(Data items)
## begin
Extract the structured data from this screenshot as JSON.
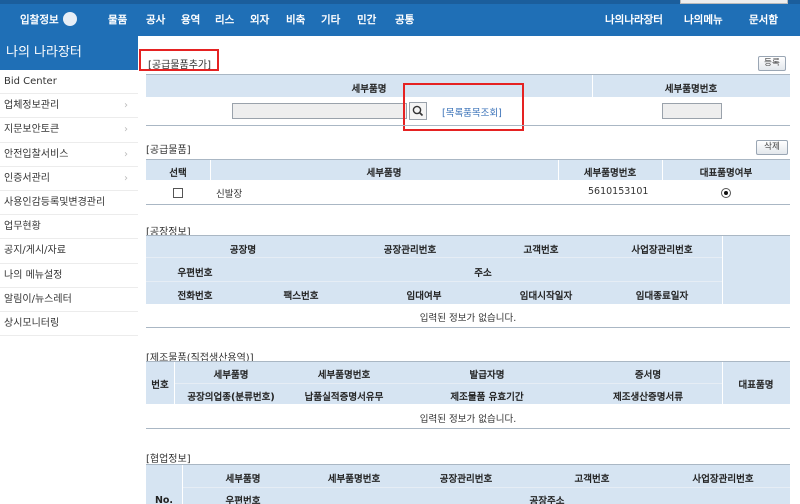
{
  "topnav": {
    "home": "입찰정보",
    "items": [
      "물품",
      "공사",
      "용역",
      "리스",
      "외자",
      "비축",
      "기타",
      "민간",
      "공통"
    ],
    "right_items": [
      "나의나라장터",
      "나의메뉴",
      "문서함"
    ]
  },
  "sidebar": {
    "title": "나의 나라장터",
    "items": [
      {
        "label": "Bid Center",
        "has_submenu": false
      },
      {
        "label": "업체정보관리",
        "has_submenu": true
      },
      {
        "label": "지문보안토큰",
        "has_submenu": true
      },
      {
        "label": "안전입찰서비스",
        "has_submenu": true
      },
      {
        "label": "인증서관리",
        "has_submenu": true
      },
      {
        "label": "사용인감등록및변경관리",
        "has_submenu": false
      },
      {
        "label": "업무현황",
        "has_submenu": false
      },
      {
        "label": "공지/게시/자료",
        "has_submenu": false
      },
      {
        "label": "나의 메뉴설정",
        "has_submenu": false
      },
      {
        "label": "알림이/뉴스레터",
        "has_submenu": false
      },
      {
        "label": "상시모니터링",
        "has_submenu": false
      }
    ]
  },
  "add_supply": {
    "title": "[공급물품추가]",
    "register_button": "등록",
    "col_item_name": "세부품명",
    "col_item_number": "세부품명번호",
    "item_name_value": "",
    "item_number_value": "",
    "catalog_link": "[목록품목조회]"
  },
  "supply_items": {
    "title": "[공급물품]",
    "delete_button": "삭제",
    "columns": [
      "선택",
      "세부품명",
      "세부품명번호",
      "대표품명여부"
    ],
    "rows": [
      {
        "item_name": "신발장",
        "item_number": "5610153101",
        "selected": false,
        "representative": true
      }
    ]
  },
  "factory_info": {
    "title": "[공장정보]",
    "row1": [
      "공장명",
      "공장관리번호",
      "고객번호",
      "사업장관리번호"
    ],
    "row2": [
      "우편번호",
      "주소"
    ],
    "row3": [
      "전화번호",
      "팩스번호",
      "임대여부",
      "임대시작일자",
      "임대종료일자"
    ],
    "empty_message": "입력된 정보가 없습니다."
  },
  "manufactured_items": {
    "title": "[제조물품(직접생산용역)]",
    "col_no": "번호",
    "row1": [
      "세부품명",
      "세부품명번호",
      "발급자명",
      "증서명"
    ],
    "row2": [
      "공장의업종(분류번호)",
      "납품실적증명서유무",
      "제조물품 유효기간",
      "제조생산증명서류"
    ],
    "col_rep": "대표품명",
    "empty_message": "입력된 정보가 없습니다."
  },
  "cooperation_info": {
    "title": "[협업정보]",
    "col_no": "No.",
    "row1": [
      "세부품명",
      "세부품명번호",
      "공장관리번호",
      "고객번호",
      "사업장관리번호"
    ],
    "row2": [
      "우편번호",
      "공장주소"
    ]
  }
}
## end
▶ _What is expected_: Repeat the data in full and exactly. Omit pictures.

▶ _The answer_:
Extract the structured data from this screenshot as JSON.
{
  "topnav": {
    "home": "입찰정보",
    "items": [
      "물품",
      "공사",
      "용역",
      "리스",
      "외자",
      "비축",
      "기타",
      "민간",
      "공통"
    ],
    "right_items": [
      "나의나라장터",
      "나의메뉴",
      "문서함"
    ]
  },
  "sidebar": {
    "title": "나의 나라장터",
    "items": [
      {
        "label": "Bid Center",
        "has_submenu": false
      },
      {
        "label": "업체정보관리",
        "has_submenu": true
      },
      {
        "label": "지문보안토큰",
        "has_submenu": true
      },
      {
        "label": "안전입찰서비스",
        "has_submenu": true
      },
      {
        "label": "인증서관리",
        "has_submenu": true
      },
      {
        "label": "사용인감등록및변경관리",
        "has_submenu": false
      },
      {
        "label": "업무현황",
        "has_submenu": false
      },
      {
        "label": "공지/게시/자료",
        "has_submenu": false
      },
      {
        "label": "나의 메뉴설정",
        "has_submenu": false
      },
      {
        "label": "알림이/뉴스레터",
        "has_submenu": false
      },
      {
        "label": "상시모니터링",
        "has_submenu": false
      }
    ]
  },
  "add_supply": {
    "title": "[공급물품추가]",
    "register_button": "등록",
    "col_item_name": "세부품명",
    "col_item_number": "세부품명번호",
    "item_name_value": "",
    "item_number_value": "",
    "catalog_link": "[목록품목조회]"
  },
  "supply_items": {
    "title": "[공급물품]",
    "delete_button": "삭제",
    "columns": [
      "선택",
      "세부품명",
      "세부품명번호",
      "대표품명여부"
    ],
    "rows": [
      {
        "item_name": "신발장",
        "item_number": "5610153101",
        "selected": false,
        "representative": true
      }
    ]
  },
  "factory_info": {
    "title": "[공장정보]",
    "row1": [
      "공장명",
      "공장관리번호",
      "고객번호",
      "사업장관리번호"
    ],
    "row2": [
      "우편번호",
      "주소"
    ],
    "row3": [
      "전화번호",
      "팩스번호",
      "임대여부",
      "임대시작일자",
      "임대종료일자"
    ],
    "empty_message": "입력된 정보가 없습니다."
  },
  "manufactured_items": {
    "title": "[제조물품(직접생산용역)]",
    "col_no": "번호",
    "row1": [
      "세부품명",
      "세부품명번호",
      "발급자명",
      "증서명"
    ],
    "row2": [
      "공장의업종(분류번호)",
      "납품실적증명서유무",
      "제조물품 유효기간",
      "제조생산증명서류"
    ],
    "col_rep": "대표품명",
    "empty_message": "입력된 정보가 없습니다."
  },
  "cooperation_info": {
    "title": "[협업정보]",
    "col_no": "No.",
    "row1": [
      "세부품명",
      "세부품명번호",
      "공장관리번호",
      "고객번호",
      "사업장관리번호"
    ],
    "row2": [
      "우편번호",
      "공장주소"
    ]
  }
}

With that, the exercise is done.